Problem.
Copy each line below in which the word "grupului" occurs.

=== The records ===

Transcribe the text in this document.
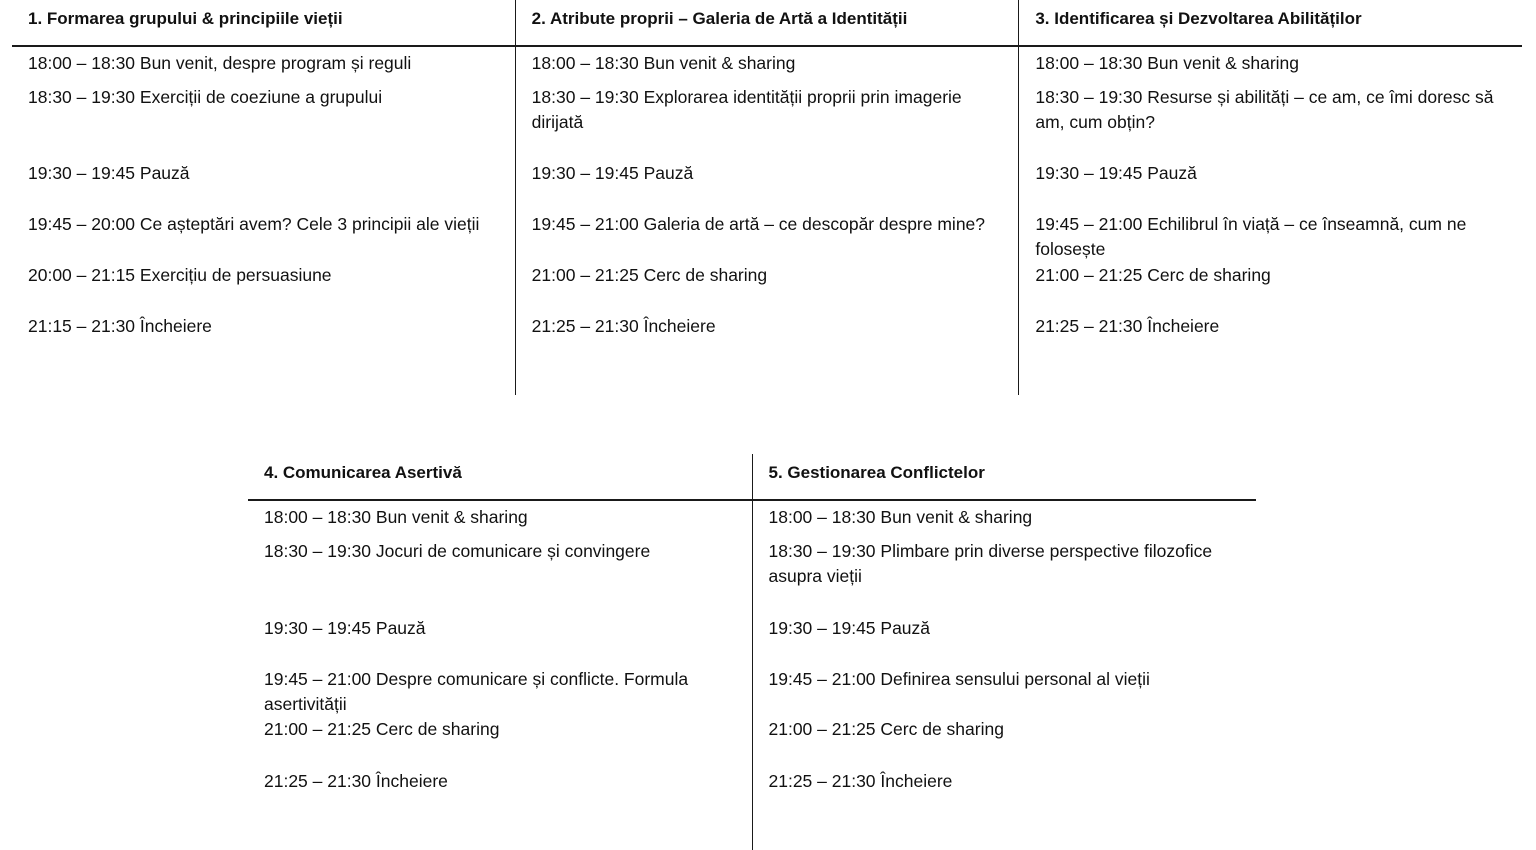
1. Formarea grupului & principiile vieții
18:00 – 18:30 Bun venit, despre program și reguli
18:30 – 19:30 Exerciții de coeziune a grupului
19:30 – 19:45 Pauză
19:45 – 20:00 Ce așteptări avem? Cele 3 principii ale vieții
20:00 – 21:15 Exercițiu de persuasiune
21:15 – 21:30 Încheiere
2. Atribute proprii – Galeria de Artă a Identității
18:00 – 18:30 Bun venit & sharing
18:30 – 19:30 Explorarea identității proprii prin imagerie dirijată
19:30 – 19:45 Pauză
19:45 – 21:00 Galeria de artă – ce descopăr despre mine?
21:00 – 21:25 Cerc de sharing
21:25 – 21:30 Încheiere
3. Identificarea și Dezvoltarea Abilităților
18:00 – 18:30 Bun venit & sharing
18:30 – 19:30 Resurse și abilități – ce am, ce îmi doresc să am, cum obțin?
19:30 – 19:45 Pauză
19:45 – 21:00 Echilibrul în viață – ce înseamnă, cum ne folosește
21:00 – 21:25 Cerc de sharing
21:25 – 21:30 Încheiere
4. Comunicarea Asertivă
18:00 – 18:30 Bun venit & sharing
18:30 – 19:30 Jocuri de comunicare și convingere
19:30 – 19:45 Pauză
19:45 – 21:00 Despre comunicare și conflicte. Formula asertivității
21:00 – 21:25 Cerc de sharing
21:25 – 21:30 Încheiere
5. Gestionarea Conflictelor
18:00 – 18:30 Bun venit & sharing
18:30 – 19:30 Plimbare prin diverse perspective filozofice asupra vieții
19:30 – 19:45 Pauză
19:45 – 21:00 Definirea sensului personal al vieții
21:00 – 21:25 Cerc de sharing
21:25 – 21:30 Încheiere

===

Solution for this exercise.
1. Formarea grupului & principiile vieții
18:30 – 19:30 Exerciții de coeziune a grupului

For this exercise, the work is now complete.